■ **WORK TO DO**: Copy, in full, each line of the material that holds the word "this".

■ **Records from a data source**:
* Begin *

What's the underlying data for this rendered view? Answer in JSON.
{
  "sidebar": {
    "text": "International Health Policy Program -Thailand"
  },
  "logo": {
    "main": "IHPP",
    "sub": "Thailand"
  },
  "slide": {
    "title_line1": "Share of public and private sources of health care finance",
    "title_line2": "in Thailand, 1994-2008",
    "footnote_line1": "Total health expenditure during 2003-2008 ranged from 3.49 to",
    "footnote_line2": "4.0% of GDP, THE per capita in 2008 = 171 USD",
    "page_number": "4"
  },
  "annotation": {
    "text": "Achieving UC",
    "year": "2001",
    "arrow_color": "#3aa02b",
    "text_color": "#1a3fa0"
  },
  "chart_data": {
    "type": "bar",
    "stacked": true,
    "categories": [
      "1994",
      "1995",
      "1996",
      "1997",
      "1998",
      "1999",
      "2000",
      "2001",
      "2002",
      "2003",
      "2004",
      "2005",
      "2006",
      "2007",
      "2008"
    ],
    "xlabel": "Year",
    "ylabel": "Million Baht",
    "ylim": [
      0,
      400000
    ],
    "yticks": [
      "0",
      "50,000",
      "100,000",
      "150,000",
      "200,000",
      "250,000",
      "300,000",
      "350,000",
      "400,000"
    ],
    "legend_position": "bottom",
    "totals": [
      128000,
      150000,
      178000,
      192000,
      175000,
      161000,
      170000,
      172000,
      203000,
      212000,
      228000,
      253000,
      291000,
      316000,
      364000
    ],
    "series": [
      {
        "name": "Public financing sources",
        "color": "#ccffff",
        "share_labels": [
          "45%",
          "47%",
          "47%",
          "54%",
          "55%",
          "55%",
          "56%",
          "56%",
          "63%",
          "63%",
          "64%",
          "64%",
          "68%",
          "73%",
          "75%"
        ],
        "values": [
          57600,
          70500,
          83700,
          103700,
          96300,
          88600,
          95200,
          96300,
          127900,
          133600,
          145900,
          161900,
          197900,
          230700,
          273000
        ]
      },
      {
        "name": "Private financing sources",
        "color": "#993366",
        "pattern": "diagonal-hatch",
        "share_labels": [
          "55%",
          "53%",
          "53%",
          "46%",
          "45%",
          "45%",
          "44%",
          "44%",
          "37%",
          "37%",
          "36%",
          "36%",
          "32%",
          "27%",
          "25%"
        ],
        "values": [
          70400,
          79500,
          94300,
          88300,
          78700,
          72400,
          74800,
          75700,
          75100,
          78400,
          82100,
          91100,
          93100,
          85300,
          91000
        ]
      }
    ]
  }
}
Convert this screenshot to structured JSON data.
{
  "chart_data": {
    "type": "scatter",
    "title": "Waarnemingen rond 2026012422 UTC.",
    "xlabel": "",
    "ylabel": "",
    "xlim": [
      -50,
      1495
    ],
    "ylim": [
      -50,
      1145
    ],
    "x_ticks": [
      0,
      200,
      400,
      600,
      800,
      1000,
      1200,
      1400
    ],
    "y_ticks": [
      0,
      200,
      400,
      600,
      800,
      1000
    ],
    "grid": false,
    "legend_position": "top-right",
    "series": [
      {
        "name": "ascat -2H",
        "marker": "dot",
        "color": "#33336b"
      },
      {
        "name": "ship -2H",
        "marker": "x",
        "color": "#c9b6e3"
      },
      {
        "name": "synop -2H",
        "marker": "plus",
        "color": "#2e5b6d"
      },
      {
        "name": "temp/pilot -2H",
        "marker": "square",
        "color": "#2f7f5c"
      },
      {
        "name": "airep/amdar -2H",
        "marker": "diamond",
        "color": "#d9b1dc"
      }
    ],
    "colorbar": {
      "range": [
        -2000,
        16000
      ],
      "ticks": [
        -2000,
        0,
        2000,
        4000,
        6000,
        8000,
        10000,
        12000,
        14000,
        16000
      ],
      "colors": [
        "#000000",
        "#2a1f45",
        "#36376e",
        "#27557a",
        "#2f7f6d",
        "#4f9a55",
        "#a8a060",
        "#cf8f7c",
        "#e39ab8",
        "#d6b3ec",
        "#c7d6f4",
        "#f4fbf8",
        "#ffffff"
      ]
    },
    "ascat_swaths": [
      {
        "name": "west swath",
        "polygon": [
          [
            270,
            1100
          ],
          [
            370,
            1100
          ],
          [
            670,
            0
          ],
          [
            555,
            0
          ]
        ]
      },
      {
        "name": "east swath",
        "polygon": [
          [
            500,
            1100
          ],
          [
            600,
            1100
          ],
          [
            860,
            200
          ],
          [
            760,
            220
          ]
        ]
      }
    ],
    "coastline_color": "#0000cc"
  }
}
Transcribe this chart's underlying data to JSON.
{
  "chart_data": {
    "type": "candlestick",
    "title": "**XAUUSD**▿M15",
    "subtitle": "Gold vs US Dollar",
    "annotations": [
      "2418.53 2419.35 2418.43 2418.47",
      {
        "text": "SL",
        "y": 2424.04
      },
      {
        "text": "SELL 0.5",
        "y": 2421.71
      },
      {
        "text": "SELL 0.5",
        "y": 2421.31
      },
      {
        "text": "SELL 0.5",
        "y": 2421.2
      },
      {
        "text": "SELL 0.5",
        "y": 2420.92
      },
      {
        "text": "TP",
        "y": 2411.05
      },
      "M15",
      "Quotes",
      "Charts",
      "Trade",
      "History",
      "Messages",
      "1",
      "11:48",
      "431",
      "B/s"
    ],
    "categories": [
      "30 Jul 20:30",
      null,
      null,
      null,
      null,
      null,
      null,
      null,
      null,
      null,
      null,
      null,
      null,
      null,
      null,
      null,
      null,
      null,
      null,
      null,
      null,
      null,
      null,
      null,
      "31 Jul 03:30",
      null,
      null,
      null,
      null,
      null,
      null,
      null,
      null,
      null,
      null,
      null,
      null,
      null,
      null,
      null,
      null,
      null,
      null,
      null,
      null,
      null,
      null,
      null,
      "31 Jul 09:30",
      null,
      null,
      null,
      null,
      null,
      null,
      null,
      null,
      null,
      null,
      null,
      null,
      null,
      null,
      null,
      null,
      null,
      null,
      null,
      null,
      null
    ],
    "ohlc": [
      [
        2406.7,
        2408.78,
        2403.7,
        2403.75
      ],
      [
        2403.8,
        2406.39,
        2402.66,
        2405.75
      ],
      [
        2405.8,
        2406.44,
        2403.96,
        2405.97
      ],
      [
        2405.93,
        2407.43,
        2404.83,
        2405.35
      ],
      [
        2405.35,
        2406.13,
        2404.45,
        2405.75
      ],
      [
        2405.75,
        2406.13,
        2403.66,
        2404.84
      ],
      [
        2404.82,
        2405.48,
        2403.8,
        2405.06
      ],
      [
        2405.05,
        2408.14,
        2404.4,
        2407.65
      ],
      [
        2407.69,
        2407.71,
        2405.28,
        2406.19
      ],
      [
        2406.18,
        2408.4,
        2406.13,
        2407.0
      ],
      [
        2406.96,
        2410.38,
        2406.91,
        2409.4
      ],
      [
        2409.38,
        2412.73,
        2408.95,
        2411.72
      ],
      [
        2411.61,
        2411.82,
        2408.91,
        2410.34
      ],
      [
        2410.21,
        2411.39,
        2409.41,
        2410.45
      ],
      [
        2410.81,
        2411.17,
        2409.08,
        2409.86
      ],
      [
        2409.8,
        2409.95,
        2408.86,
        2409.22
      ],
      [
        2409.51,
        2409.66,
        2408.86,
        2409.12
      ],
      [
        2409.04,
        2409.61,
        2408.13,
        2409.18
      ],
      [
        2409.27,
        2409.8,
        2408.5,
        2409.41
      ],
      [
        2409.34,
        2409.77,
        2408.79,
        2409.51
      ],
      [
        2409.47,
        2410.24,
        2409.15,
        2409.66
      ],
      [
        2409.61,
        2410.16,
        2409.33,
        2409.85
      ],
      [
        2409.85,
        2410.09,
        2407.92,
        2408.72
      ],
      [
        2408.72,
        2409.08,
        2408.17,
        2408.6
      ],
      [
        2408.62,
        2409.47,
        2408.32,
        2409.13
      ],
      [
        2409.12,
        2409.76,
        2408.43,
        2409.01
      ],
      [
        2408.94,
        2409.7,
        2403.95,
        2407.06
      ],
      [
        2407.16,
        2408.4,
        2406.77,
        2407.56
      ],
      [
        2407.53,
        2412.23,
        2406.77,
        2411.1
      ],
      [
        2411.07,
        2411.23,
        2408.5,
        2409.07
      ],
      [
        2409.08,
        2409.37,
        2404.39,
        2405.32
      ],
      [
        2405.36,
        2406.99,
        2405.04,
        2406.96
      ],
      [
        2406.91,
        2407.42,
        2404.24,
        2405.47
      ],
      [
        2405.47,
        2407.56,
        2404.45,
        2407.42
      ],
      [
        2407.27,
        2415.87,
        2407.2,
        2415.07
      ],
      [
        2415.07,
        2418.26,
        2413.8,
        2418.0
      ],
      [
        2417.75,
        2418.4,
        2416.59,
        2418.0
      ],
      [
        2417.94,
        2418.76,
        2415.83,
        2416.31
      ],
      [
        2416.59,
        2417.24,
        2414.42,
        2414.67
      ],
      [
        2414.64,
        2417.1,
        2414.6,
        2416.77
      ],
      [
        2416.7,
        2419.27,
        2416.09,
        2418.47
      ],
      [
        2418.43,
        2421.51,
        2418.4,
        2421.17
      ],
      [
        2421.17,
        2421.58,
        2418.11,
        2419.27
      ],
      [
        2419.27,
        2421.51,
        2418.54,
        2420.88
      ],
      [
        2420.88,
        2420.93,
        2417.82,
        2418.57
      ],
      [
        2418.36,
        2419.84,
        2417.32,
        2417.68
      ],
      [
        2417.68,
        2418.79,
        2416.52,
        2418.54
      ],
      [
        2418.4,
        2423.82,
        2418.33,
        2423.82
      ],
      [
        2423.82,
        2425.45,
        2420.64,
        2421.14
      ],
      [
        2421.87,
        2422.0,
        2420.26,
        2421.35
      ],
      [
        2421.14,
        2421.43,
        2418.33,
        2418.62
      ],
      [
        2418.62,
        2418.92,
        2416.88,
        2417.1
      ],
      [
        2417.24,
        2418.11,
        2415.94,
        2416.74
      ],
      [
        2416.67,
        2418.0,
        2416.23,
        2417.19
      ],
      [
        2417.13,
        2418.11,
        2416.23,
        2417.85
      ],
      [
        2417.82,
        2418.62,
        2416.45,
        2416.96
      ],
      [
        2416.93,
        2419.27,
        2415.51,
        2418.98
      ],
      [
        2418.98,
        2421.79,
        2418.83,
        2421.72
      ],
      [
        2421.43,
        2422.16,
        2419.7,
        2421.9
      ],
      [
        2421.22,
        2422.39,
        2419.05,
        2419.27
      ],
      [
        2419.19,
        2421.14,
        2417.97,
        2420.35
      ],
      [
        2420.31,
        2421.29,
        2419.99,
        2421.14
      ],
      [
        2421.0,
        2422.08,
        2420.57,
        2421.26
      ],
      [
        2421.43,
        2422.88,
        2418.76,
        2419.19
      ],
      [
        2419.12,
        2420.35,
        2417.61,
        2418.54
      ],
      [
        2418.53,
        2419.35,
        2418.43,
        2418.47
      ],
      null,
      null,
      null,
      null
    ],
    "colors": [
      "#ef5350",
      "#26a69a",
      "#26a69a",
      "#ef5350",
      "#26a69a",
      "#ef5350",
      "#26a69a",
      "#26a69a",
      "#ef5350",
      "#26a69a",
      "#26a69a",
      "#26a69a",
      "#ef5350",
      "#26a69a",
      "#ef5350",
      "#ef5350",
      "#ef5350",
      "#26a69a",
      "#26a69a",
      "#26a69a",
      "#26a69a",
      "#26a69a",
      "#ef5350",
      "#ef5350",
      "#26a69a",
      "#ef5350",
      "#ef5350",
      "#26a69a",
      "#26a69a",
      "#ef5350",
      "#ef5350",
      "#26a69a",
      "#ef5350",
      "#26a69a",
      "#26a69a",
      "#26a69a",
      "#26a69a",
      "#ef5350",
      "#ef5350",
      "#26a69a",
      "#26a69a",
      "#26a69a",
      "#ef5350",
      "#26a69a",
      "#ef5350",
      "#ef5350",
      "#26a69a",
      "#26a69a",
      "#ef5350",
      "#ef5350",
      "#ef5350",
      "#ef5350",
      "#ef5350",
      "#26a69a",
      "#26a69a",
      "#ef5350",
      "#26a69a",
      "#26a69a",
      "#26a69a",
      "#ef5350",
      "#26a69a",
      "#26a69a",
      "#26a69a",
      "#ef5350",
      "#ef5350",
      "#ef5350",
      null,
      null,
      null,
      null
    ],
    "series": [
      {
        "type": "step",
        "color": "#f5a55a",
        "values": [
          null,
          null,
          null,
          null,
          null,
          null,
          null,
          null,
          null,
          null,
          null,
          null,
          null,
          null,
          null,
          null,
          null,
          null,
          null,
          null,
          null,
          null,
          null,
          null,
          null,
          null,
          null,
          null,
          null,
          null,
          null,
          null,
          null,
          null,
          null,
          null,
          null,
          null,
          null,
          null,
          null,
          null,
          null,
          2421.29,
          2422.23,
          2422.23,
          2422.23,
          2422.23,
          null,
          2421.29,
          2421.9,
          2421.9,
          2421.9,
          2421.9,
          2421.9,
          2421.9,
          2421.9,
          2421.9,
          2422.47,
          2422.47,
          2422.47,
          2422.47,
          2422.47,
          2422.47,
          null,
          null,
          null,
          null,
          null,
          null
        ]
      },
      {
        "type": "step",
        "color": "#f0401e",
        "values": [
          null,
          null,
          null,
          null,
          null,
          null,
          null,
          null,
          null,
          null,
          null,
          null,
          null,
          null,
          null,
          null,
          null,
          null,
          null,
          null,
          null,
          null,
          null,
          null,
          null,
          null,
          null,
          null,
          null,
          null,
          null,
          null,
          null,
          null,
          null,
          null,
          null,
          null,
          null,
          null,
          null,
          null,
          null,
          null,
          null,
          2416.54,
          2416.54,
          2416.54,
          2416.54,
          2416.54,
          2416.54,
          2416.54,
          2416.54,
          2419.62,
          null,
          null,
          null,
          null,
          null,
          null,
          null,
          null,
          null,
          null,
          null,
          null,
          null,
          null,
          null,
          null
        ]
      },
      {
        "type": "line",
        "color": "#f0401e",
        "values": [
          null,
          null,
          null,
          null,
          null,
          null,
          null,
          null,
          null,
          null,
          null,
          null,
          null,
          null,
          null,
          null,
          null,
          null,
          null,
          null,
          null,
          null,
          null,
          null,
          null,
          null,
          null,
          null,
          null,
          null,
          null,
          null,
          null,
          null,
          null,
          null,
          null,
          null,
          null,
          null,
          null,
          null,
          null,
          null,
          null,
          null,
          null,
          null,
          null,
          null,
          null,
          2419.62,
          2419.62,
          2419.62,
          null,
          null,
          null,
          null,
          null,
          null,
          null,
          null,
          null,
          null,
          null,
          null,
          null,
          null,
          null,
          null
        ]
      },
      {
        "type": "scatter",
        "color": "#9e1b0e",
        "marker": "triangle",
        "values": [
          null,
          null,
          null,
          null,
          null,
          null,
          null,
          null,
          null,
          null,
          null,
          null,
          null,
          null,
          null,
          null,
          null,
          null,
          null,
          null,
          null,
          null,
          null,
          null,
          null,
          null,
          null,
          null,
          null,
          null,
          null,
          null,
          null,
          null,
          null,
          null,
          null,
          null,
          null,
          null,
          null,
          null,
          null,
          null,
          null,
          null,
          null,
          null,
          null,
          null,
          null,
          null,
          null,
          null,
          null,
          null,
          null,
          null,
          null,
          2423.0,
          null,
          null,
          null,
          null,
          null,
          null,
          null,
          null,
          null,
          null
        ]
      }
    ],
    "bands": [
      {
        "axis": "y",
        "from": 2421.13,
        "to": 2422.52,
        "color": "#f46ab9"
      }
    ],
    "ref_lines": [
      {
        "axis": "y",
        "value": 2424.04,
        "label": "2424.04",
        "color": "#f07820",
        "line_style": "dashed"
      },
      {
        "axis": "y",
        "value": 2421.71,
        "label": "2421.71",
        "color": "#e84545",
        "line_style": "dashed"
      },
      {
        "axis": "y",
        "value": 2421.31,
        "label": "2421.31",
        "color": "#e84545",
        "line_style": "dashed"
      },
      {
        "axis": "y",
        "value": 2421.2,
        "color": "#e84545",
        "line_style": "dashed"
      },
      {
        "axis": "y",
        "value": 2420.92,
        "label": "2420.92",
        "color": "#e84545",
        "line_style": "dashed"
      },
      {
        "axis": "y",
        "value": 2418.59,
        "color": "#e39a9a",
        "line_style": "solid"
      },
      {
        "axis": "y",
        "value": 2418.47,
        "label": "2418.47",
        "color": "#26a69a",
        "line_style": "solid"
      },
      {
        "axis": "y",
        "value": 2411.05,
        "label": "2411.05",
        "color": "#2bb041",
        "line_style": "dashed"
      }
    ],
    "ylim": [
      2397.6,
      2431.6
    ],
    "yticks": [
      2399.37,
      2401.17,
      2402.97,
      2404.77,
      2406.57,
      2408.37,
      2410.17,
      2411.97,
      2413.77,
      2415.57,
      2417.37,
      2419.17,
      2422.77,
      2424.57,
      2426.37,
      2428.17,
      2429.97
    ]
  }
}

* End *

■ **EXERCISE RESULT**:
What's the underlying data for this rendered view? Answer in JSON.
Convert this screenshot to structured JSON data.
Transcribe this chart's underlying data to JSON.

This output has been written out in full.